▸ Stated exercise: Each record below should appear again exactly as written.

▸ Exercise data:

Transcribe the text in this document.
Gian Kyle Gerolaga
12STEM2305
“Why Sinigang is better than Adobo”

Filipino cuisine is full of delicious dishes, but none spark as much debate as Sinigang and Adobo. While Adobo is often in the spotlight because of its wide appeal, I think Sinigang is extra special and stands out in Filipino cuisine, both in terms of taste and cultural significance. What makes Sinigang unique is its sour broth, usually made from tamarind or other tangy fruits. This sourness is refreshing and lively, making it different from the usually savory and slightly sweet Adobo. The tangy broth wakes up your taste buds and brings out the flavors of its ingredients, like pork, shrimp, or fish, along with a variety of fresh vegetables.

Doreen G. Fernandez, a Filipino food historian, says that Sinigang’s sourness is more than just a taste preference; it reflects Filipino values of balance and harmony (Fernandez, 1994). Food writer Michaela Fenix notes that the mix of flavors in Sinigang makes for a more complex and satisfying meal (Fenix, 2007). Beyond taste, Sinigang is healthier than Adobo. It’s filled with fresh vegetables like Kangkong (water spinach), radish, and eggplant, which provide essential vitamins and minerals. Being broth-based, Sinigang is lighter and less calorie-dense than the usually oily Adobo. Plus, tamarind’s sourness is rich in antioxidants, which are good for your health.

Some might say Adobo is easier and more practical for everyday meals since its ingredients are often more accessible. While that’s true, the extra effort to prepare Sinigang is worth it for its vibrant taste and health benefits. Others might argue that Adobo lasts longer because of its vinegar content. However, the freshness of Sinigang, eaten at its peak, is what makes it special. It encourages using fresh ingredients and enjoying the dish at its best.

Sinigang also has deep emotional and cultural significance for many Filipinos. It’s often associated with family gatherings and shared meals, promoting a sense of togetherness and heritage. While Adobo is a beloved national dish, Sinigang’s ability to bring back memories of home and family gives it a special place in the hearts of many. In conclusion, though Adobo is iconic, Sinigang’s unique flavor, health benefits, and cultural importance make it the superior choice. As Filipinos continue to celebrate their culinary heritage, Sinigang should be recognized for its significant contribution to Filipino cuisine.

▸ Result of this task:
Transcribe the text in this document.
Gian Kyle Gerolaga
12STEM2305
“Why Sinigang is better than Adobo”

Filipino cuisine is full of delicious dishes, but none spark as much debate as Sinigang and Adobo. While Adobo is often in the spotlight because of its wide appeal, I think Sinigang is extra special and stands out in Filipino cuisine, both in terms of taste and cultural significance. What makes Sinigang unique is its sour broth, usually made from tamarind or other tangy fruits. This sourness is refreshing and lively, making it different from the usually savory and slightly sweet Adobo. The tangy broth wakes up your taste buds and brings out the flavors of its ingredients, like pork, shrimp, or fish, along with a variety of fresh vegetables.

Doreen G. Fernandez, a Filipino food historian, says that Sinigang’s sourness is more than just a taste preference; it reflects Filipino values of balance and harmony (Fernandez, 1994). Food writer Michaela Fenix notes that the mix of flavors in Sinigang makes for a more complex and satisfying meal (Fenix, 2007). Beyond taste, Sinigang is healthier than Adobo. It’s filled with fresh vegetables like Kangkong (water spinach), radish, and eggplant, which provide essential vitamins and minerals. Being broth-based, Sinigang is lighter and less calorie-dense than the usually oily Adobo. Plus, tamarind’s sourness is rich in antioxidants, which are good for your health.

Some might say Adobo is easier and more practical for everyday meals since its ingredients are often more accessible. While that’s true, the extra effort to prepare Sinigang is worth it for its vibrant taste and health benefits. Others might argue that Adobo lasts longer because of its vinegar content. However, the freshness of Sinigang, eaten at its peak, is what makes it special. It encourages using fresh ingredients and enjoying the dish at its best.

Sinigang also has deep emotional and cultural significance for many Filipinos. It’s often associated with family gatherings and shared meals, promoting a sense of togetherness and heritage. While Adobo is a beloved national dish, Sinigang’s ability to bring back memories of home and family gives it a special place in the hearts of many. In conclusion, though Adobo is iconic, Sinigang’s unique flavor, health benefits, and cultural importance make it the superior choice. As Filipinos continue to celebrate their culinary heritage, Sinigang should be recognized for its significant contribution to Filipino cuisine.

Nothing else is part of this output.